(Data entries)
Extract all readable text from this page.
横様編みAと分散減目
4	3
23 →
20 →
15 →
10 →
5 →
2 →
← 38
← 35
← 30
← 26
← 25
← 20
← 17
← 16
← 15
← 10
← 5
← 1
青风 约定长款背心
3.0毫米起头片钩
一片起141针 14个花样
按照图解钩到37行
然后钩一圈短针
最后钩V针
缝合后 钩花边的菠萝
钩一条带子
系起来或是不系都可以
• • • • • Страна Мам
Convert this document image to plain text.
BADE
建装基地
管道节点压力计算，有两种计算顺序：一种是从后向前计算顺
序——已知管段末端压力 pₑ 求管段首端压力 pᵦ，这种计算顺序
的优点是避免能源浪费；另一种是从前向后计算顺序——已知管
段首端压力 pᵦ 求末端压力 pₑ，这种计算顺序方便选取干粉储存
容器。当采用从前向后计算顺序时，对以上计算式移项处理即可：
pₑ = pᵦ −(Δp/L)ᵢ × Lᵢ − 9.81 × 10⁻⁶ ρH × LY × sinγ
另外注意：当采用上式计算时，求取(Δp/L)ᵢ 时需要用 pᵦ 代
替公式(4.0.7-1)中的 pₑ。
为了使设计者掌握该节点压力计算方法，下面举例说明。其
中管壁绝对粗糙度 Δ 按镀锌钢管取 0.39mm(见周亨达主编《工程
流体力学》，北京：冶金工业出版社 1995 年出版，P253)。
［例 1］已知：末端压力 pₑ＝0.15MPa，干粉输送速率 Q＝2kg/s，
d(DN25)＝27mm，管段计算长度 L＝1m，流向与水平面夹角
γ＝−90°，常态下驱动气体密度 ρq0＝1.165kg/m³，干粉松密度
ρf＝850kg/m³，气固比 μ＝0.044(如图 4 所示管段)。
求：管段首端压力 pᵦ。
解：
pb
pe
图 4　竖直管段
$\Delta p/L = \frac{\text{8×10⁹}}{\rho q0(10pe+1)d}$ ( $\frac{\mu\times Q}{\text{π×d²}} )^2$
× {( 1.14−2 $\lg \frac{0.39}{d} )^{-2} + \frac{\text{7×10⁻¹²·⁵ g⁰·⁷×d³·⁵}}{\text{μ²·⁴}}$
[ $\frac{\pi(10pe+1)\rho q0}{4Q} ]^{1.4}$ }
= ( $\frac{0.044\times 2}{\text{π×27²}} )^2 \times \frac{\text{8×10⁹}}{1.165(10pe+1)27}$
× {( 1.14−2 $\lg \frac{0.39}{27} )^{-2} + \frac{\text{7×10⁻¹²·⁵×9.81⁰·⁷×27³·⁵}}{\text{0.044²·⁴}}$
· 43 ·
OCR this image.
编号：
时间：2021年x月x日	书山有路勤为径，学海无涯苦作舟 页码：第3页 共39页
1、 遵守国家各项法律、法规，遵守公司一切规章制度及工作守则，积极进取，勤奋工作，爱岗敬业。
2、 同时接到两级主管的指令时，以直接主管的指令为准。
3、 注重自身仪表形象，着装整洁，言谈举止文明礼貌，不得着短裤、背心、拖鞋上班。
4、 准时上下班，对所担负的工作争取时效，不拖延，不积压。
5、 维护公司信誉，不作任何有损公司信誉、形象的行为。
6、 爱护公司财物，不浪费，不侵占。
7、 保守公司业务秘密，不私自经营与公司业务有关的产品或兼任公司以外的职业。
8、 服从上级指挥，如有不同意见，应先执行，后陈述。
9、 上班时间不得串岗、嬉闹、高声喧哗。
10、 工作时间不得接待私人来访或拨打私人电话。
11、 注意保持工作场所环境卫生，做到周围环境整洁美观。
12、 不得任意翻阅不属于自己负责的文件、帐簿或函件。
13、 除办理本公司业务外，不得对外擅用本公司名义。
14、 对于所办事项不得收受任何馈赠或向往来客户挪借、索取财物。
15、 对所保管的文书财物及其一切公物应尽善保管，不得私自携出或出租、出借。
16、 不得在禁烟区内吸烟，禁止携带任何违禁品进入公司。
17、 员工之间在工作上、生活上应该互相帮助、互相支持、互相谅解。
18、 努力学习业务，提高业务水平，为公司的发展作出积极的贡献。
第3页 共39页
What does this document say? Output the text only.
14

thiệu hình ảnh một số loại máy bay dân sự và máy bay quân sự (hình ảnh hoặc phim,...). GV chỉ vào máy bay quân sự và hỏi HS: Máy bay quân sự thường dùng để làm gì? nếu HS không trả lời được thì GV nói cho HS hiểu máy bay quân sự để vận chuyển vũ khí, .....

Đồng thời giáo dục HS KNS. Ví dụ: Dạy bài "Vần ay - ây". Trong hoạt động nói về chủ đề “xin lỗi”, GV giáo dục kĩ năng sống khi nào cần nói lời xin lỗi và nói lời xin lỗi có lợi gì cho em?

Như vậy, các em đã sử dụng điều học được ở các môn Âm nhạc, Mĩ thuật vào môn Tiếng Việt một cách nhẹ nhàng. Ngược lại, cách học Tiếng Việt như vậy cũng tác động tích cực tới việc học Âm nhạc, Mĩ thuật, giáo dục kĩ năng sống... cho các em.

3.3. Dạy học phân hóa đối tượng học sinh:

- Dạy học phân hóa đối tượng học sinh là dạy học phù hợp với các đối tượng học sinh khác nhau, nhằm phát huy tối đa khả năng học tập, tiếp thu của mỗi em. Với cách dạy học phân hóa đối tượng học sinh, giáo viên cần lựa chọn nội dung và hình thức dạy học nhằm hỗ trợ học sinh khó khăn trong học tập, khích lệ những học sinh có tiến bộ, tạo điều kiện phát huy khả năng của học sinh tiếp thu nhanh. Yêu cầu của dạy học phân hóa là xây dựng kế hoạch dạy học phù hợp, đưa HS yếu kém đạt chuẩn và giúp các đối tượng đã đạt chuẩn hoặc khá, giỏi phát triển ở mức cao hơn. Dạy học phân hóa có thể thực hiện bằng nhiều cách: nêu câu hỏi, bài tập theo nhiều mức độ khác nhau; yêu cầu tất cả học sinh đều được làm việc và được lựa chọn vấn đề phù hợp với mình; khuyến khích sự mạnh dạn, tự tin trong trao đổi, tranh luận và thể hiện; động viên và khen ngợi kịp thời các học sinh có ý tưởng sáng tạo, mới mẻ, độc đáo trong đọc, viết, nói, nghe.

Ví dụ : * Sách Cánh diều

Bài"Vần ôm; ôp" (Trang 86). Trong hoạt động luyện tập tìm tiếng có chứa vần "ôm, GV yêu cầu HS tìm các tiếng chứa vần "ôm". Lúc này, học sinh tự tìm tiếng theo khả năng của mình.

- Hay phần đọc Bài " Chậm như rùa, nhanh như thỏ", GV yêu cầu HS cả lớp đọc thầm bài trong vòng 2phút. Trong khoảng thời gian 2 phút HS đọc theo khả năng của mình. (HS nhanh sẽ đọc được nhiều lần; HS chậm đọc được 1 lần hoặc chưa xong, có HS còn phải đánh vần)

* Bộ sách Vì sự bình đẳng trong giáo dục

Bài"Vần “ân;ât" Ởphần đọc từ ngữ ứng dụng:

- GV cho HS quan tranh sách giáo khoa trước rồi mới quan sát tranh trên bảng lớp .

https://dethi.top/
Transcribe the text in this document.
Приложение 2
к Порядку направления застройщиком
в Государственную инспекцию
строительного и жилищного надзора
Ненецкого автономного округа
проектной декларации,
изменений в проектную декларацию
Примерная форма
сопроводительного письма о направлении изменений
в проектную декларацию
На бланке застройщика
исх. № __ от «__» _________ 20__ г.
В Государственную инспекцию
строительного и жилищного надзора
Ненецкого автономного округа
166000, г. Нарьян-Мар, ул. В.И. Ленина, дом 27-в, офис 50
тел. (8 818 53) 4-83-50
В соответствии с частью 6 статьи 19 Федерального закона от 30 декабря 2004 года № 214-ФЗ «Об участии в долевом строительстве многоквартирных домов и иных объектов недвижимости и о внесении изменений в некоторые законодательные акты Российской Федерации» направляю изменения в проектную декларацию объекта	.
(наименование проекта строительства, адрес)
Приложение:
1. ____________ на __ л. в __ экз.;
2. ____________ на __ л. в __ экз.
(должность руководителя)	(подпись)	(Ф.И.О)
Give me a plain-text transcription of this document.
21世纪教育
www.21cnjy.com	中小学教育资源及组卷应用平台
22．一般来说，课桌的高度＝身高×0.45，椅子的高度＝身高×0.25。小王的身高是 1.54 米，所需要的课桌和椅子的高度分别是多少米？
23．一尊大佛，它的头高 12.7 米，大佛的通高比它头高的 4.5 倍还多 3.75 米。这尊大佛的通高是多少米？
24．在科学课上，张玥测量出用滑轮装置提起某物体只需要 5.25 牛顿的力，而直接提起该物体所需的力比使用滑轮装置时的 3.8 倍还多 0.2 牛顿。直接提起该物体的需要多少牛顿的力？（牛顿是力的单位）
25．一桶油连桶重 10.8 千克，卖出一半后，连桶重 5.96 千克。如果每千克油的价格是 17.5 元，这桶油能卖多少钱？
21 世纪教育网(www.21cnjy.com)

## [PROMPT]
Reproduce the records above exactly, starting with the line that contains "Transcribe the text in this document." and ending with the last line.

## [SOLUTION TO THIS PROBLEM]
Transcribe the text in this document.
Приложение 2
к Порядку направления застройщиком
в Государственную инспекцию
строительного и жилищного надзора
Ненецкого автономного округа
проектной декларации,
изменений в проектную декларацию
Примерная форма
сопроводительного письма о направлении изменений
в проектную декларацию
На бланке застройщика
исх. № __ от «__» _________ 20__ г.
В Государственную инспекцию
строительного и жилищного надзора
Ненецкого автономного округа
166000, г. Нарьян-Мар, ул. В.И. Ленина, дом 27-в, офис 50
тел. (8 818 53) 4-83-50
В соответствии с частью 6 статьи 19 Федерального закона от 30 декабря 2004 года № 214-ФЗ «Об участии в долевом строительстве многоквартирных домов и иных объектов недвижимости и о внесении изменений в некоторые законодательные акты Российской Федерации» направляю изменения в проектную декларацию объекта	.
(наименование проекта строительства, адрес)
Приложение:
1. ____________ на __ л. в __ экз.;
2. ____________ на __ л. в __ экз.
(должность руководителя)	(подпись)	(Ф.И.О)
Give me a plain-text transcription of this document.
21世纪教育
www.21cnjy.com	中小学教育资源及组卷应用平台
22．一般来说，课桌的高度＝身高×0.45，椅子的高度＝身高×0.25。小王的身高是 1.54 米，所需要的课桌和椅子的高度分别是多少米？
23．一尊大佛，它的头高 12.7 米，大佛的通高比它头高的 4.5 倍还多 3.75 米。这尊大佛的通高是多少米？
24．在科学课上，张玥测量出用滑轮装置提起某物体只需要 5.25 牛顿的力，而直接提起该物体所需的力比使用滑轮装置时的 3.8 倍还多 0.2 牛顿。直接提起该物体的需要多少牛顿的力？（牛顿是力的单位）
25．一桶油连桶重 10.8 千克，卖出一半后，连桶重 5.96 千克。如果每千克油的价格是 17.5 元，这桶油能卖多少钱？
21 世纪教育网(www.21cnjy.com)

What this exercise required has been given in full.